* [Your task]: Rewrite the data from its first line through the line containing "detection-label: Detection * [24,335,78,347]", replacing "cutter life tracking" with "tool wear monitoring" and keeping everything else unchanged.

(Coordinate annotation data)
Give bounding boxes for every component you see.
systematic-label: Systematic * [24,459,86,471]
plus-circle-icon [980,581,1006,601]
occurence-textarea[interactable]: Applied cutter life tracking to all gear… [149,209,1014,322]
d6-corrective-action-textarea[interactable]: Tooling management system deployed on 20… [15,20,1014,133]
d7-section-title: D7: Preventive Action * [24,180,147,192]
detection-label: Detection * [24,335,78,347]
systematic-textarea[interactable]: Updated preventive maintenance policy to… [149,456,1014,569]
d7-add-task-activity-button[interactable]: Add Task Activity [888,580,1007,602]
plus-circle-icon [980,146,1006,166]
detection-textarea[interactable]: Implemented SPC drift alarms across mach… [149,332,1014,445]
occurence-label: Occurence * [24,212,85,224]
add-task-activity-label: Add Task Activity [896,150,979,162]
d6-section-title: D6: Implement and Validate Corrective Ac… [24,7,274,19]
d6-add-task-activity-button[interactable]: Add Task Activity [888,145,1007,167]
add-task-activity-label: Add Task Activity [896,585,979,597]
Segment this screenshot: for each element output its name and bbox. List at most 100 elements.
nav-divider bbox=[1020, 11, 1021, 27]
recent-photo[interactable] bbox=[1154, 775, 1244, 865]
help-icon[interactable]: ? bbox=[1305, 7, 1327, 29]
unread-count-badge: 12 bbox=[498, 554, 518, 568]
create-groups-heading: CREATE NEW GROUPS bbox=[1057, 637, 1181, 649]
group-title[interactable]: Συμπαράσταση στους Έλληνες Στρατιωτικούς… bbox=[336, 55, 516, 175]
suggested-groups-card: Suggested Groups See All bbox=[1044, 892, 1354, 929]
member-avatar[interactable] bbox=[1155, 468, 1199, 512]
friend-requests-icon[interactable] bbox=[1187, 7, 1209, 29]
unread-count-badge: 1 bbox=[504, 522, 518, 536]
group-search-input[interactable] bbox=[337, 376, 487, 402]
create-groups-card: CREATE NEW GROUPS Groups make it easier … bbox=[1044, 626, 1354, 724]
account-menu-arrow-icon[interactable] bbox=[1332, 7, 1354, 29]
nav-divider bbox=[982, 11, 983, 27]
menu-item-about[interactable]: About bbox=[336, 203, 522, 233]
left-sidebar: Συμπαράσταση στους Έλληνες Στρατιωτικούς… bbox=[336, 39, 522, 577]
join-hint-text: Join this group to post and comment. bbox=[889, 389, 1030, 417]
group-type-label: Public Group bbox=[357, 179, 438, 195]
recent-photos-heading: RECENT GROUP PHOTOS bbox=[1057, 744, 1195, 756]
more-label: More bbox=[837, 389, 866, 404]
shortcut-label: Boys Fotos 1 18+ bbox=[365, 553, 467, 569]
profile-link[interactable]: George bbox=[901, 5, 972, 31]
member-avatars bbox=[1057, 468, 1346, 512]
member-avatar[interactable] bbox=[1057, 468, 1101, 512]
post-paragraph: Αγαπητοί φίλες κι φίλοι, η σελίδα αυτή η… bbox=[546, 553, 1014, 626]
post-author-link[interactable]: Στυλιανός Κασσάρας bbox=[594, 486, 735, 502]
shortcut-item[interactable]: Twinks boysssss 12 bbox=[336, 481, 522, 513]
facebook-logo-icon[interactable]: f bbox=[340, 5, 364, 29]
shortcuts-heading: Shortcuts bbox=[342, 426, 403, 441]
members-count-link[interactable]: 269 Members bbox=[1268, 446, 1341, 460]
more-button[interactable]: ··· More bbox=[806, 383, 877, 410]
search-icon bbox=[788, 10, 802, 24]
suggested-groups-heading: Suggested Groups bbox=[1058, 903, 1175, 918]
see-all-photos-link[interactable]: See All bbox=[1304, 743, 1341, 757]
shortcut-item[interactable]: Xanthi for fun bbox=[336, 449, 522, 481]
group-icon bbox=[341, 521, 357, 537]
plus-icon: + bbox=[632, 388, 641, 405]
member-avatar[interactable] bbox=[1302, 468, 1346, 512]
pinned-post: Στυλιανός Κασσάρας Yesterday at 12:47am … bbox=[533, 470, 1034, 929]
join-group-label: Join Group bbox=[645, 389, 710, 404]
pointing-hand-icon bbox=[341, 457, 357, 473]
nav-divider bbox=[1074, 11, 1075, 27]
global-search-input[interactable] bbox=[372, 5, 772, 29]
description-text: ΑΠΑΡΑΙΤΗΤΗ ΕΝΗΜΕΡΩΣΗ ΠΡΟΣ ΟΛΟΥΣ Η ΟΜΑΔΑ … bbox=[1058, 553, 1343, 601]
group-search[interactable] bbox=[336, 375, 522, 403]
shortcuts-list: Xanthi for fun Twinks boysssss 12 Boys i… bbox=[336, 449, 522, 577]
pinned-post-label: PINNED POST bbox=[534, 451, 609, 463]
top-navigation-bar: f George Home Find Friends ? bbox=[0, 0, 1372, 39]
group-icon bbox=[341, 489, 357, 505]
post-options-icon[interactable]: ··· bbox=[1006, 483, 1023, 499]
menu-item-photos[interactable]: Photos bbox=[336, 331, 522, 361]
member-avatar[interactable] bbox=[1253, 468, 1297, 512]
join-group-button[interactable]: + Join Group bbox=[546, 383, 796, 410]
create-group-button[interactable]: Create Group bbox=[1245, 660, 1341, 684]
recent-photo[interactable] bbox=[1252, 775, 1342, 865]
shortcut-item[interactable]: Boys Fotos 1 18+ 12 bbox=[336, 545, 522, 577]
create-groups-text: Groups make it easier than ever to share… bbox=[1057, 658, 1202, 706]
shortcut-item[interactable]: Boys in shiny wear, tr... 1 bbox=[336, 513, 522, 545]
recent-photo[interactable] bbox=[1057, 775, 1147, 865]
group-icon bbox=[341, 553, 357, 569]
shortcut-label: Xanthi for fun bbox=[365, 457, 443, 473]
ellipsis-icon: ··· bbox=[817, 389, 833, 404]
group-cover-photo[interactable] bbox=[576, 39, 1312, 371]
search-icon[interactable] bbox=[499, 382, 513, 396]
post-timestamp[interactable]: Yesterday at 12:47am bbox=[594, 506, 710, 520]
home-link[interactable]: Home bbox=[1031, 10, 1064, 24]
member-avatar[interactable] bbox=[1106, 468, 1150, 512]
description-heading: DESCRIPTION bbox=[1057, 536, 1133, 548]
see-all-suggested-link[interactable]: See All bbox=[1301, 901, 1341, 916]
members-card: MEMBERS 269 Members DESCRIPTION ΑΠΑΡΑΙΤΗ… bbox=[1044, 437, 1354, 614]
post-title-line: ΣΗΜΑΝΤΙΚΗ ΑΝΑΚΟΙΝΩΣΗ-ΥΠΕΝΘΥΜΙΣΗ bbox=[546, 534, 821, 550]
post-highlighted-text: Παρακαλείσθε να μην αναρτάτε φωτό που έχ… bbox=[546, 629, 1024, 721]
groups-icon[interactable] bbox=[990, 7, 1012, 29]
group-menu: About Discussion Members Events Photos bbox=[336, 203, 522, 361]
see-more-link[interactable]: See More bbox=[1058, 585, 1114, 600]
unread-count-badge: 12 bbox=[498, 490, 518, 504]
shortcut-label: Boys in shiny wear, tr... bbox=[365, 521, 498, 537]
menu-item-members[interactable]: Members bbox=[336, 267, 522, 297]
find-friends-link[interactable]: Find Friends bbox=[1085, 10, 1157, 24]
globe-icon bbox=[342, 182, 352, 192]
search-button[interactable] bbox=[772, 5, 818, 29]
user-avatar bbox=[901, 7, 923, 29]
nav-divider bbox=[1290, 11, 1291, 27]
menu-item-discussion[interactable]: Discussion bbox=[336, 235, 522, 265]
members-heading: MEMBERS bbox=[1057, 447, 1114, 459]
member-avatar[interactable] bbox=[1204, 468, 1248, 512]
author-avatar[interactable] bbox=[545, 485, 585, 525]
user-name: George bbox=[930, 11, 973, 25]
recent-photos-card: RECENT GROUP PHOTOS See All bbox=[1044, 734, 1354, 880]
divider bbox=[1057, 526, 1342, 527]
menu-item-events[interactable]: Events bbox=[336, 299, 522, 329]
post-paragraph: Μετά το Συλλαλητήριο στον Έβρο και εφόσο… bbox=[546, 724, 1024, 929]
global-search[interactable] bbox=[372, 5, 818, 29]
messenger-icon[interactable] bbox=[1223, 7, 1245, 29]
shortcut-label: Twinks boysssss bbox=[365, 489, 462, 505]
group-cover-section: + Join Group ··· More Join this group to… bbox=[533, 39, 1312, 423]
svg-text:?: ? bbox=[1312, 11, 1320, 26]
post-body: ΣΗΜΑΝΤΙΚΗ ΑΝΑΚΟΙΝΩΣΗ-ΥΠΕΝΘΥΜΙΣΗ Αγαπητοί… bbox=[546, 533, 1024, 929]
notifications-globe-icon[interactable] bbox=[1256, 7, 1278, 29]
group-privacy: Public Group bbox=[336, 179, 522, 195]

* [Exercise answer]:
Give bounding boxes for every component you see.
systematic-label: Systematic * [24,459,86,471]
plus-circle-icon [980,581,1006,601]
occurence-textarea[interactable]: Applied tool wear monitoring to all gear… [149,209,1014,322]
d6-corrective-action-textarea[interactable]: Tooling management system deployed on 20… [15,20,1014,133]
d7-section-title: D7: Preventive Action * [24,180,147,192]
detection-label: Detection * [24,335,78,347]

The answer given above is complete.